(Excerpts from a figure dataset)
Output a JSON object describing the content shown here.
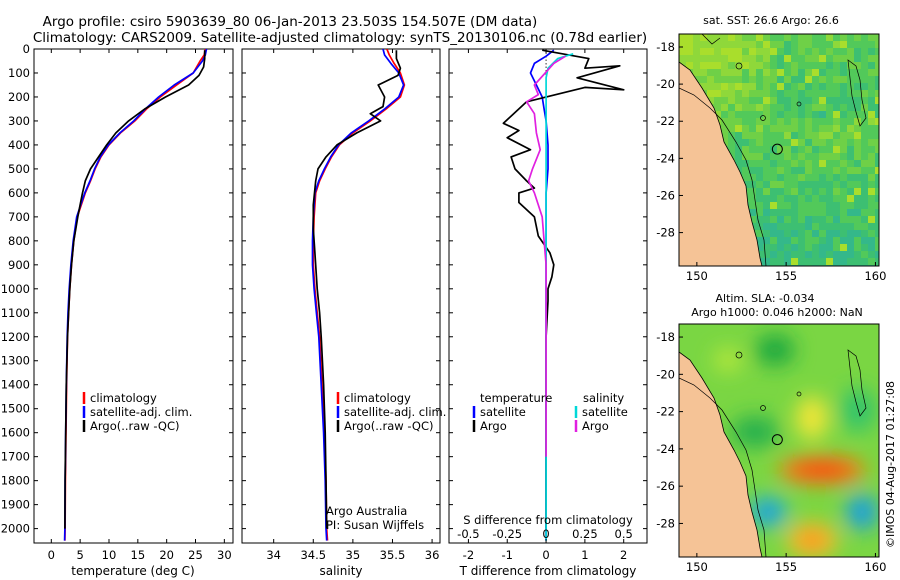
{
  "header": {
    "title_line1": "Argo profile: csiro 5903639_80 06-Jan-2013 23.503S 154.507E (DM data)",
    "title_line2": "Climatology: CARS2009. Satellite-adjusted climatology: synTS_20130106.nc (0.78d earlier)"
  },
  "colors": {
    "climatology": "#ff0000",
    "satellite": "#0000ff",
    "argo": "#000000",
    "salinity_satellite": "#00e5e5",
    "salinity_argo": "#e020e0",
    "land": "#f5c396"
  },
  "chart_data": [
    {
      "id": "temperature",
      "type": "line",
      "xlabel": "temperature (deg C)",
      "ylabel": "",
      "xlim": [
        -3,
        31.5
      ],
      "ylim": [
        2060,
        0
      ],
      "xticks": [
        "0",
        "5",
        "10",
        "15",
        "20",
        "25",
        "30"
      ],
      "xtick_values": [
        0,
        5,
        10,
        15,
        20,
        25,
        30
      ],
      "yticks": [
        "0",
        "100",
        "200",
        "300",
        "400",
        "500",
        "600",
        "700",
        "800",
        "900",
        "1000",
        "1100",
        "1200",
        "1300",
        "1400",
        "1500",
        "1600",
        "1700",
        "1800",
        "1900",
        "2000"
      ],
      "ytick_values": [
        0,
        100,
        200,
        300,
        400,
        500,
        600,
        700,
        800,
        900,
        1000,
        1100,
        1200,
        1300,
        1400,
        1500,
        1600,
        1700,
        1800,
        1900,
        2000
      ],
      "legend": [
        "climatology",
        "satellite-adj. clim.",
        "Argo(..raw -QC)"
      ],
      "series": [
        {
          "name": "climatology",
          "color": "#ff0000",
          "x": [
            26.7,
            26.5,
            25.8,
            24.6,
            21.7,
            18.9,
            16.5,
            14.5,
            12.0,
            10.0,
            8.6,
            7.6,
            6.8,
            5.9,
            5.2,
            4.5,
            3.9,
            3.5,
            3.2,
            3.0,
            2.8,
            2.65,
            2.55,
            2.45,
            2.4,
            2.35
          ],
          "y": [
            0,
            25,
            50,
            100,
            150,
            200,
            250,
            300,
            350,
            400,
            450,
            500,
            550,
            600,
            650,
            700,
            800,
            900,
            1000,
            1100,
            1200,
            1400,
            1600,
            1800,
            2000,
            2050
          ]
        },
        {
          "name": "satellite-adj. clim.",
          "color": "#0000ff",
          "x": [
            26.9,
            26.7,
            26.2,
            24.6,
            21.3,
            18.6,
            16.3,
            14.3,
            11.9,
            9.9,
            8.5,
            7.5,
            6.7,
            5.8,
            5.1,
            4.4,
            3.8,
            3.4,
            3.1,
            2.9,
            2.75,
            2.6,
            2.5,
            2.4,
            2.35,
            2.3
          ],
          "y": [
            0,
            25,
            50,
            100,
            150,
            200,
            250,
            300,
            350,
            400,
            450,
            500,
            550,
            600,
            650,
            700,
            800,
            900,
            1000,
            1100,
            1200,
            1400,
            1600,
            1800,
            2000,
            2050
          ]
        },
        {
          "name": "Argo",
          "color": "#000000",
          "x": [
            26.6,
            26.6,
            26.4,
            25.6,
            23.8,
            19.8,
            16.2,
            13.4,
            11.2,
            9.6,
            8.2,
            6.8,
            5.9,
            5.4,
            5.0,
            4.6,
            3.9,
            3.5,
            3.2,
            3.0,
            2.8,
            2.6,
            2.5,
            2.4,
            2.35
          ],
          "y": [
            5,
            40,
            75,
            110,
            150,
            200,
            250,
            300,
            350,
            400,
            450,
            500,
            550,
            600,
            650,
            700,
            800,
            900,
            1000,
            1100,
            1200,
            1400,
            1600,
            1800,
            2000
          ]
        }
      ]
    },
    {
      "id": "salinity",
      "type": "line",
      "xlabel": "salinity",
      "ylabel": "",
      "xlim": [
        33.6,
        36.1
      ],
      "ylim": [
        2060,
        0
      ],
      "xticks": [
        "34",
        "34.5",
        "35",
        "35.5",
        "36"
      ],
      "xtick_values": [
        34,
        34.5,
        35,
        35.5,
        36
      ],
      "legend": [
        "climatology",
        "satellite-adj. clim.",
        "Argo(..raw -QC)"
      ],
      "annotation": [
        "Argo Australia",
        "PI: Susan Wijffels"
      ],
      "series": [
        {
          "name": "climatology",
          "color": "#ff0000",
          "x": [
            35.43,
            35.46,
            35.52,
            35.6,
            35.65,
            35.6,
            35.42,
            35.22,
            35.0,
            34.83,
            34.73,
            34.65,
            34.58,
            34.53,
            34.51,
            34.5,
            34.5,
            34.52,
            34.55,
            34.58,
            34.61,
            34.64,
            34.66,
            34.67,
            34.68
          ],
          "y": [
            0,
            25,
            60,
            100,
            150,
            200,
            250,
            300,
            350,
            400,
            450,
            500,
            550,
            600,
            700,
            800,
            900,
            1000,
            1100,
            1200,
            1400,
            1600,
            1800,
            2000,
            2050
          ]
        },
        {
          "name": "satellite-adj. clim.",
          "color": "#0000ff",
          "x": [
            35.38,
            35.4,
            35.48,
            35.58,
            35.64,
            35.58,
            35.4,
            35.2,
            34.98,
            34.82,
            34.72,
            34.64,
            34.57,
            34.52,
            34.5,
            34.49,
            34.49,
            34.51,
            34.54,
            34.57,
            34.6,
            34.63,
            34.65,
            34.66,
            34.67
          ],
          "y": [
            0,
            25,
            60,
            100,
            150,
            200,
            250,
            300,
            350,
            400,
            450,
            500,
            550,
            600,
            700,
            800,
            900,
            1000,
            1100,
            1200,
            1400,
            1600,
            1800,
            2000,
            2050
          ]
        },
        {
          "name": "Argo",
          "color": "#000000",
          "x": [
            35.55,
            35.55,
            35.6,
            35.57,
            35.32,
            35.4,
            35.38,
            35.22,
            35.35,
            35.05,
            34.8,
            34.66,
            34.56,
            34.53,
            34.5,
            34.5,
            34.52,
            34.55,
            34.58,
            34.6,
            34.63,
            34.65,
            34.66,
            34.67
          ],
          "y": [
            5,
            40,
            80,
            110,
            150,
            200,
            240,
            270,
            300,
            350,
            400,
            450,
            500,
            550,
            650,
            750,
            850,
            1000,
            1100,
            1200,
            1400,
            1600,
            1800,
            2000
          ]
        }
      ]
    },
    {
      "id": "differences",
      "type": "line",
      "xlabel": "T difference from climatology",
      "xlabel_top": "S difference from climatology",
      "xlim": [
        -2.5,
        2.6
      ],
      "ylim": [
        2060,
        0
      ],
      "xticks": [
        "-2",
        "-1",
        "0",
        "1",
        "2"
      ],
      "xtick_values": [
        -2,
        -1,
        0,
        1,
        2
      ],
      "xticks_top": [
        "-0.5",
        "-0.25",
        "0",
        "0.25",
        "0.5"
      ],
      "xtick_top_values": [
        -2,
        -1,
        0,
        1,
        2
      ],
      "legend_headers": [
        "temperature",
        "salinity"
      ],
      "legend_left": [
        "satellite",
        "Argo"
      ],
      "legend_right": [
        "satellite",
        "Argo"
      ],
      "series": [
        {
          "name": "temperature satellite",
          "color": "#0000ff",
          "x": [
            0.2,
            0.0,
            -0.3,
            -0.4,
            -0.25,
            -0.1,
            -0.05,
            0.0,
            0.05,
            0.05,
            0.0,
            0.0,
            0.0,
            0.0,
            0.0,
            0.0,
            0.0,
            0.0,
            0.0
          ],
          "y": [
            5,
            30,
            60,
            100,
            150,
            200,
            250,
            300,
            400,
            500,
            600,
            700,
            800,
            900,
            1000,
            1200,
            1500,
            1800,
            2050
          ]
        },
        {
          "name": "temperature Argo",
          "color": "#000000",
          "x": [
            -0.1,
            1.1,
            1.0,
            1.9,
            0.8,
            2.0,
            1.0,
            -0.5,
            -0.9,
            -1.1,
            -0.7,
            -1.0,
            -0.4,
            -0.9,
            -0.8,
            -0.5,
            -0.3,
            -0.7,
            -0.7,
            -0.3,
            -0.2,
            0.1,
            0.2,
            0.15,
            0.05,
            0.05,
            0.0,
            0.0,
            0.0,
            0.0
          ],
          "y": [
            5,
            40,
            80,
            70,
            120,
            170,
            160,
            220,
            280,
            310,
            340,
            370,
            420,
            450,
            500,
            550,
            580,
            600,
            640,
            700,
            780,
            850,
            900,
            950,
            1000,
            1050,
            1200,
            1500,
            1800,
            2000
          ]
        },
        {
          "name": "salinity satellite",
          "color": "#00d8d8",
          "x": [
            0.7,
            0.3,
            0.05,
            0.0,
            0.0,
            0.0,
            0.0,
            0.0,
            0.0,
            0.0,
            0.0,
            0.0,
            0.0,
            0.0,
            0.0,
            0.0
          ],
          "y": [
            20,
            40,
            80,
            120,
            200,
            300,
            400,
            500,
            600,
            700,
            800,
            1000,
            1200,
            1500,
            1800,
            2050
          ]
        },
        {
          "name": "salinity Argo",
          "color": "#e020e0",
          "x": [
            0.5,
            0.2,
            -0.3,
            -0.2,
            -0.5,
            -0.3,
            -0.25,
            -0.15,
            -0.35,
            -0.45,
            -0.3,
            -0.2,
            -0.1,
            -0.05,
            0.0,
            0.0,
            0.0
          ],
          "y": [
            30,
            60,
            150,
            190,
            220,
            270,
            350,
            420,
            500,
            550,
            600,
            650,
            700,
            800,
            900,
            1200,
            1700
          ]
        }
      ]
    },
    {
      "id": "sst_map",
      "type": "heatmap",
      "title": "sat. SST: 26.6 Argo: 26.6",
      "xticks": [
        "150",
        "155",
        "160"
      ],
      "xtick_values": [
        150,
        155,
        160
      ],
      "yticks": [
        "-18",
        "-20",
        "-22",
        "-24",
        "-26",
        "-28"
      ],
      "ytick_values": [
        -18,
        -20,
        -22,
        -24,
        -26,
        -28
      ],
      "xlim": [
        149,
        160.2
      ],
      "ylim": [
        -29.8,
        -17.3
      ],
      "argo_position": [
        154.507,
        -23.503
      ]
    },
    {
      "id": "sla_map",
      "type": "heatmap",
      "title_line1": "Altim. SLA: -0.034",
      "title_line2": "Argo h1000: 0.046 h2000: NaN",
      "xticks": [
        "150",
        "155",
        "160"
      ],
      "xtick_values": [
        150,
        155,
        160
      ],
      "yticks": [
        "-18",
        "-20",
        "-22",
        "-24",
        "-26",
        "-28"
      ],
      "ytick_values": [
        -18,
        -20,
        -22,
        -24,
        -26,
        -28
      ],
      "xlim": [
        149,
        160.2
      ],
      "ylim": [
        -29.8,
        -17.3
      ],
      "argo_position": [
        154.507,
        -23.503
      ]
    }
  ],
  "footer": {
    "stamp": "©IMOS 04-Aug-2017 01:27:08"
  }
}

- TASK GOAL:
Find every line that includes the string "climatology". Report how many there are and nothing else.

- COMPLETE ANSWER:
8